*WHAT YOU SHOULD DO*.
In the material below, identify each line bearing the word "detail". Reproduce those lines.

Stored data entries:
::::::::

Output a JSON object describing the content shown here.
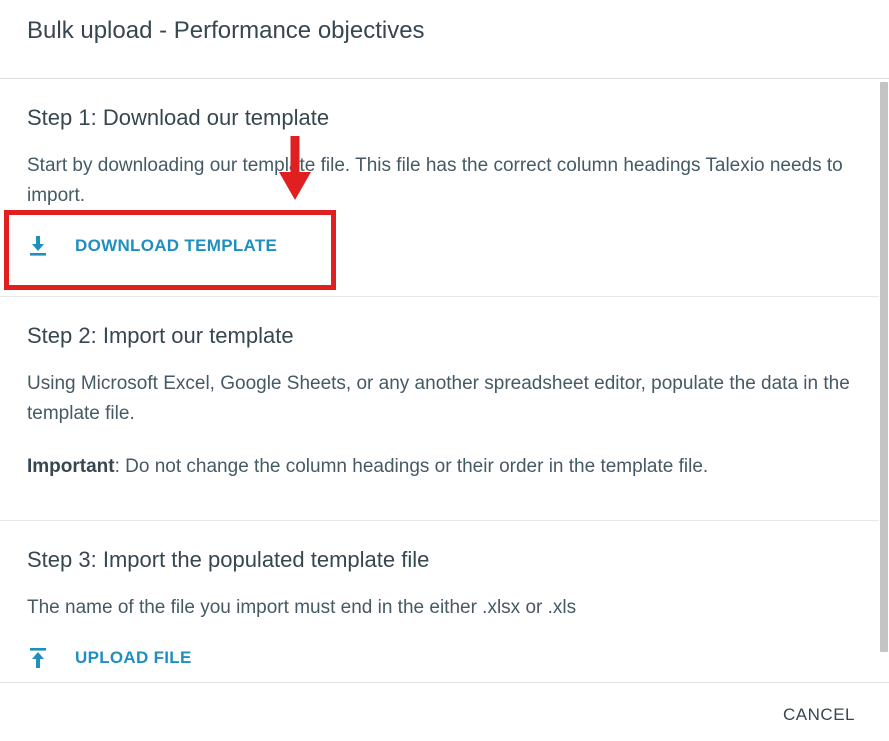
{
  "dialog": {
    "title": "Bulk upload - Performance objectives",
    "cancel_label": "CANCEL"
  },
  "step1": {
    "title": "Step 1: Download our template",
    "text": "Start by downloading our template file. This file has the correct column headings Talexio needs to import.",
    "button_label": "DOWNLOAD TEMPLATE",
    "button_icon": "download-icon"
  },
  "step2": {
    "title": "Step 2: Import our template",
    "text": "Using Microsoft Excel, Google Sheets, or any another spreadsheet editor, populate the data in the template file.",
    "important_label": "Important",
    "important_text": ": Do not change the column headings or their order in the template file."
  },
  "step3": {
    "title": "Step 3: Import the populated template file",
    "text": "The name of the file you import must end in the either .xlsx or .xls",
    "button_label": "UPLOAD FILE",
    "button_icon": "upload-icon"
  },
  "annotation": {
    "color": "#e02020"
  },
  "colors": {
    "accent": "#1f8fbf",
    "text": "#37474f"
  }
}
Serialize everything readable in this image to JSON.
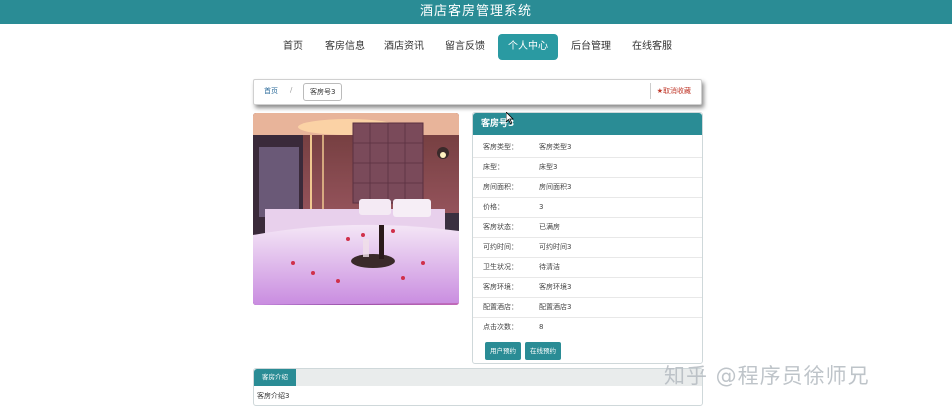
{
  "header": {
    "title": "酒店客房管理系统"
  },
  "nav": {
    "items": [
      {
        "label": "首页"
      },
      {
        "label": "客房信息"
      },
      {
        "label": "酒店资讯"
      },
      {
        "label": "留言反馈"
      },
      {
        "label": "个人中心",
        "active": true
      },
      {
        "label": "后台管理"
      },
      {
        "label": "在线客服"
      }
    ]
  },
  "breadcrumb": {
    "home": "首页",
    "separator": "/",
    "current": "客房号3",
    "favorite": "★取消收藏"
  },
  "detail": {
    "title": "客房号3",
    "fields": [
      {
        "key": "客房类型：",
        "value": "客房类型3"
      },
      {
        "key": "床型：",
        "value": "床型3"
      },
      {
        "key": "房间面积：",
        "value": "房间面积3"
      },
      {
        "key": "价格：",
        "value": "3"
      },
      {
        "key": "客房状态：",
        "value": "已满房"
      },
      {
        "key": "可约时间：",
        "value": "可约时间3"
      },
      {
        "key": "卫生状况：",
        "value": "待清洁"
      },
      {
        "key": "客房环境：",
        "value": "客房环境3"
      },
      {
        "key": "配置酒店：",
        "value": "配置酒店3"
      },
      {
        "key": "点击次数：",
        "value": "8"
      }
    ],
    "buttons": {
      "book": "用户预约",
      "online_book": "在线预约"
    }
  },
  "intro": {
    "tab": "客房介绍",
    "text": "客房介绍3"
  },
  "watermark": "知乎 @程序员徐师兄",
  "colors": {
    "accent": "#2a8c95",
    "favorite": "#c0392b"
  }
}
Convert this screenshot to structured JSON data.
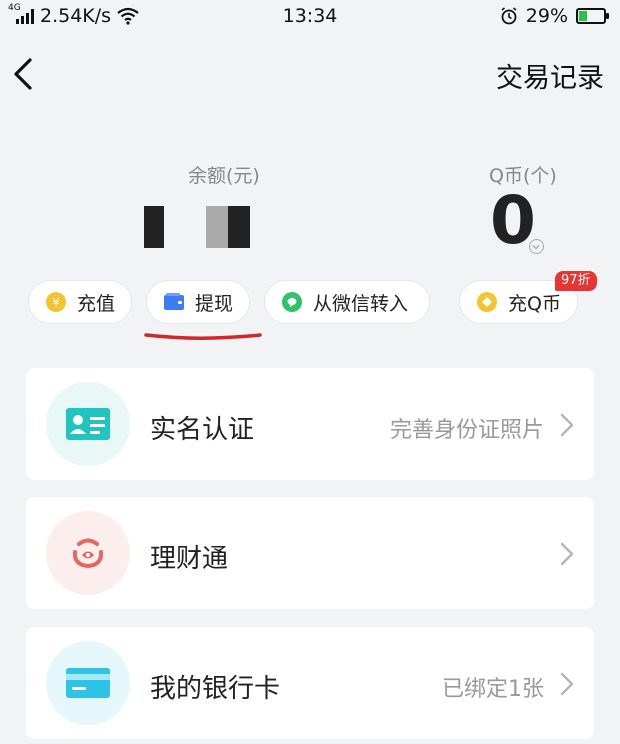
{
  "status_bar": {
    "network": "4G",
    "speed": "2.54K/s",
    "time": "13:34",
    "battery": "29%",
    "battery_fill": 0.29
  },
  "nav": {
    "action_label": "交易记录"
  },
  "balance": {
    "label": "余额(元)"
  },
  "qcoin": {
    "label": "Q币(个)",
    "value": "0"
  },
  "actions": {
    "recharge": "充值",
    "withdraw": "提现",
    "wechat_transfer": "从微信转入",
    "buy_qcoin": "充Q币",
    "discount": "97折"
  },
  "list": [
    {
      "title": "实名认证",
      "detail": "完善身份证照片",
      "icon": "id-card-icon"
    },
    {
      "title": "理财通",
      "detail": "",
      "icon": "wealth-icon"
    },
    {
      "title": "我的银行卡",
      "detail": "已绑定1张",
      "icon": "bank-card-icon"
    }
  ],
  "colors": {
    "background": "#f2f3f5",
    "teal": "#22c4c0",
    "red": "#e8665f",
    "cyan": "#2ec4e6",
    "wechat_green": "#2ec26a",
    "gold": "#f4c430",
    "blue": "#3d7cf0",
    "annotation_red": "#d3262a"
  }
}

::::::::

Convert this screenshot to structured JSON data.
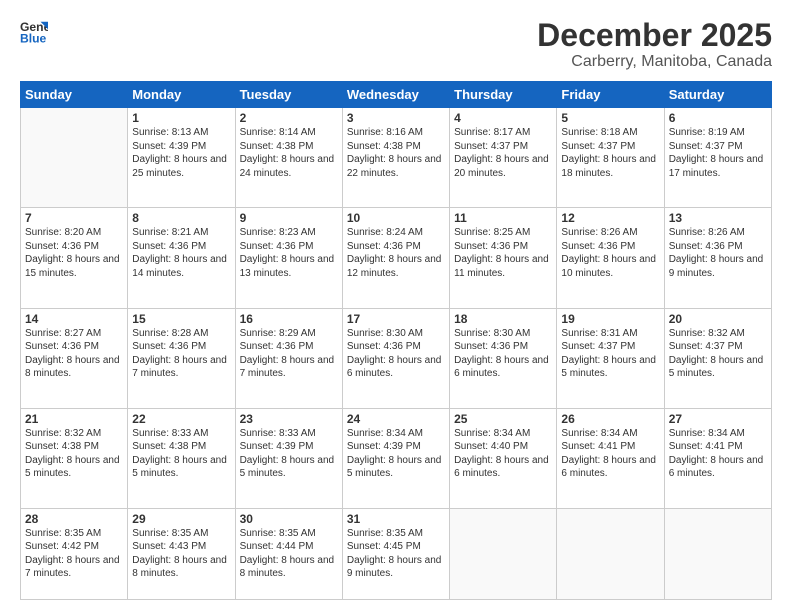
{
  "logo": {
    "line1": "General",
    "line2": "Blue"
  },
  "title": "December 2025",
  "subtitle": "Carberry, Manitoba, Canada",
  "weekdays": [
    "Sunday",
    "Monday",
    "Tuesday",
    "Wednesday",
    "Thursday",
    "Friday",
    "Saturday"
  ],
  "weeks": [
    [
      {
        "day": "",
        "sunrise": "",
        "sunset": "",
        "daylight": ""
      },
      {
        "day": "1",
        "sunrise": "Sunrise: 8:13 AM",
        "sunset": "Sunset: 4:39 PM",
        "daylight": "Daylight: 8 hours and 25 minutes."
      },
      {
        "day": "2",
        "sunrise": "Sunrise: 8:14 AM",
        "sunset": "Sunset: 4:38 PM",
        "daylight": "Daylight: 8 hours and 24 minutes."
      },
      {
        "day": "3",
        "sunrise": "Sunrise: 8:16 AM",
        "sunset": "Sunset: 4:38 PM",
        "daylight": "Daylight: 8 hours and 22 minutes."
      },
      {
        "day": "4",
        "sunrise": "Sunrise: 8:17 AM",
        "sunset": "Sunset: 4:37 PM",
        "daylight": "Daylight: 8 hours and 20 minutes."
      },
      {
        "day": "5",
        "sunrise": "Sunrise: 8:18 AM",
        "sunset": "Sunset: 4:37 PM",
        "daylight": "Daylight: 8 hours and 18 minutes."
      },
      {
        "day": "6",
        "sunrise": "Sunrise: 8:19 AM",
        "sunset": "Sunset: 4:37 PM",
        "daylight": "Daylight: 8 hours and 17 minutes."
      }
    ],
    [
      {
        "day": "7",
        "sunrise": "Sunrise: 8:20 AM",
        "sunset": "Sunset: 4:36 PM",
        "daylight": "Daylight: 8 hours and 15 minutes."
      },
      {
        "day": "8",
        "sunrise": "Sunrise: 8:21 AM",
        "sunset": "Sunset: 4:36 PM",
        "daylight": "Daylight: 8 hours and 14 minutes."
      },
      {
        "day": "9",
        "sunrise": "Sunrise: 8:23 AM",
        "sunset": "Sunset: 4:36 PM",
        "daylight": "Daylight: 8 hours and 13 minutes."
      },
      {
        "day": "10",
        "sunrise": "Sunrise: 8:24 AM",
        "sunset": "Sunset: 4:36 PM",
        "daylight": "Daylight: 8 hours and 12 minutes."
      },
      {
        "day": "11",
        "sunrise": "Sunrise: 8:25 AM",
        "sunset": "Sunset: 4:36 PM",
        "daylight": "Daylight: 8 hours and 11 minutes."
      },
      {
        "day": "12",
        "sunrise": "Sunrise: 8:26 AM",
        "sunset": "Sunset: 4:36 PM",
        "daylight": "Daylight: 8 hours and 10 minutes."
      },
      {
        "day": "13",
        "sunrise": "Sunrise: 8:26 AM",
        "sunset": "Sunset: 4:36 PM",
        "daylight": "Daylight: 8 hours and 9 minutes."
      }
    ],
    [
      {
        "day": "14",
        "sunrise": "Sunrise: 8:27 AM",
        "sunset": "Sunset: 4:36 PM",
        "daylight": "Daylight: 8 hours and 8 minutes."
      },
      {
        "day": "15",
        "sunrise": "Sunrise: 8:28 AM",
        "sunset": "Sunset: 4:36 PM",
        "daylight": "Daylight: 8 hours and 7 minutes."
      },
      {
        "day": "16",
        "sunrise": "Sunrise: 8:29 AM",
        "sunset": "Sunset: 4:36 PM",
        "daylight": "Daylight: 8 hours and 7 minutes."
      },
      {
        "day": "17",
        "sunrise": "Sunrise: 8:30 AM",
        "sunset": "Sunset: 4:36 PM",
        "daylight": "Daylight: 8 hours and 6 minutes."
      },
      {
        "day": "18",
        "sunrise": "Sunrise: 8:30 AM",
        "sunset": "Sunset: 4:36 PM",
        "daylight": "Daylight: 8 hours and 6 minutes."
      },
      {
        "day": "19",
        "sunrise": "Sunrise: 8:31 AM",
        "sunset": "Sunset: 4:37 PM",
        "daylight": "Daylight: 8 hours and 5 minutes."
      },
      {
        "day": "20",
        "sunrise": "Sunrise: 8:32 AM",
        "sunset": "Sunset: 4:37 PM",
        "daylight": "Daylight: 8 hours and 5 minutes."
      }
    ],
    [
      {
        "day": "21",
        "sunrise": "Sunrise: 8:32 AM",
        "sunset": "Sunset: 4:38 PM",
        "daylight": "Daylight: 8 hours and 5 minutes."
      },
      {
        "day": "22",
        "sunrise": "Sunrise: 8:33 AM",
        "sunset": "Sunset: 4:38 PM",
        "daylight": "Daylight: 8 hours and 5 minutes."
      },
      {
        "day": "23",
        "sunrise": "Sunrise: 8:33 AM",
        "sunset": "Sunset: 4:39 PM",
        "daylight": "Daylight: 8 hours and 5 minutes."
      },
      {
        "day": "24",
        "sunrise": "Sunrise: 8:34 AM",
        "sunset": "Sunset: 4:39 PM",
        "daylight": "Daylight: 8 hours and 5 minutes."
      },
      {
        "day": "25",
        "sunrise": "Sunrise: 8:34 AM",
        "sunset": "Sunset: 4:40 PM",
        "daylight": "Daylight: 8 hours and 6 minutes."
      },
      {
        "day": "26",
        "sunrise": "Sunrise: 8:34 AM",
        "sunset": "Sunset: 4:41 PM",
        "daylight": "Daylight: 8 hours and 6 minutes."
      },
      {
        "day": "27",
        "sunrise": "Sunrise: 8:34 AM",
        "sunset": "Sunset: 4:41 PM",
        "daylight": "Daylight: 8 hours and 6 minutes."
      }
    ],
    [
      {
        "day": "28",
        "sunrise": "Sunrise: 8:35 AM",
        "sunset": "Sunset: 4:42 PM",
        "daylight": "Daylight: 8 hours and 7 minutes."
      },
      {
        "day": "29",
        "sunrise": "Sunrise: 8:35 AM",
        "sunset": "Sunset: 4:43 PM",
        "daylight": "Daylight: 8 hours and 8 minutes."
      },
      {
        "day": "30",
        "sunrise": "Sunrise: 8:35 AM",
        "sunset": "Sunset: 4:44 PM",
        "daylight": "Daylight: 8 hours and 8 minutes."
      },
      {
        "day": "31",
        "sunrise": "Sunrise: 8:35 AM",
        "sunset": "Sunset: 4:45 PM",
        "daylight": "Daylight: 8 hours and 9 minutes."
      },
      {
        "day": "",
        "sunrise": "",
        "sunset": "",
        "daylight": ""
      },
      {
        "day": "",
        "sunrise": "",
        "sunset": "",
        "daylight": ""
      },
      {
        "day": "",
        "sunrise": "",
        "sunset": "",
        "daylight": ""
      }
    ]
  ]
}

::::::::

*EXERCISE RESULT*.
  "detail": {
      "detail": "完善身份证照片",
      "detail": "",
      "detail": "已绑定1张",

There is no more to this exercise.